[BEGIN DATA SUPPLIED]

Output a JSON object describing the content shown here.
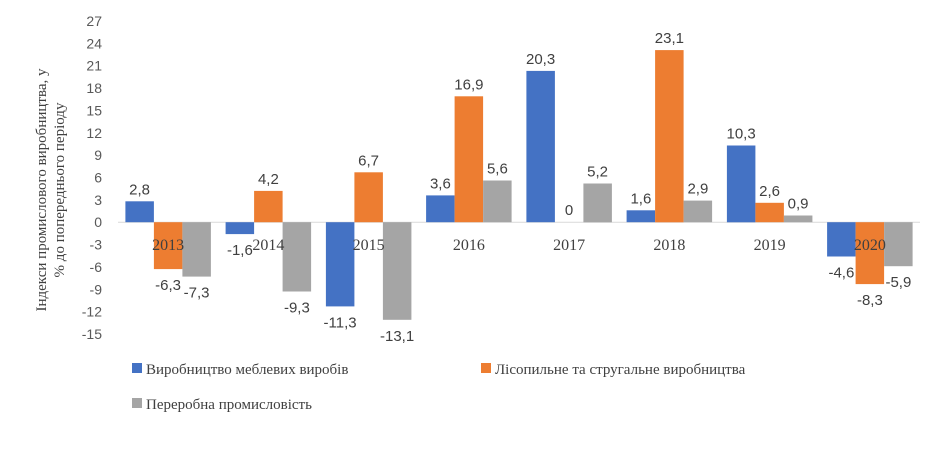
{
  "chart_data": {
    "type": "bar",
    "categories": [
      "2013",
      "2014",
      "2015",
      "2016",
      "2017",
      "2018",
      "2019",
      "2020"
    ],
    "series": [
      {
        "name": "Виробництво меблевих виробів",
        "color": "#4472C4",
        "values": [
          2.8,
          -1.6,
          -11.3,
          3.6,
          20.3,
          1.6,
          10.3,
          -4.6
        ],
        "labels": [
          "2,8",
          "-1,6",
          "-11,3",
          "3,6",
          "20,3",
          "1,6",
          "10,3",
          "-4,6"
        ]
      },
      {
        "name": "Лісопильне та стругальне виробництва",
        "color": "#ED7D31",
        "values": [
          -6.3,
          4.2,
          6.7,
          16.9,
          0,
          23.1,
          2.6,
          -8.3
        ],
        "labels": [
          "-6,3",
          "4,2",
          "6,7",
          "16,9",
          "0",
          "23,1",
          "2,6",
          "-8,3"
        ]
      },
      {
        "name": "Переробна промисловість",
        "color": "#A5A5A5",
        "values": [
          -7.3,
          -9.3,
          -13.1,
          5.6,
          5.2,
          2.9,
          0.9,
          -5.9
        ],
        "labels": [
          "-7,3",
          "-9,3",
          "-13,1",
          "5,6",
          "5,2",
          "2,9",
          "0,9",
          "-5,9"
        ]
      }
    ],
    "ylabel": "Індекси промислового виробництва, у % до попереднього періоду",
    "ylabel_lines": [
      "Індекси промислового виробництва, у",
      "% до попереднього періоду"
    ],
    "ylim": [
      -15,
      27
    ],
    "yticks": [
      27,
      24,
      21,
      18,
      15,
      12,
      9,
      6,
      3,
      0,
      -3,
      -6,
      -9,
      -12,
      -15
    ],
    "grid": false,
    "legend_position": "bottom"
  }
}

[END DATA SUPPLIED]

WORK TO DO.
From the data above, pick out each line containing "name" and copy it.

THE RESPONSE.
        "name": "Виробництво меблевих виробів",
        "name": "Лісопильне та стругальне виробництва",
        "name": "Переробна промисловість",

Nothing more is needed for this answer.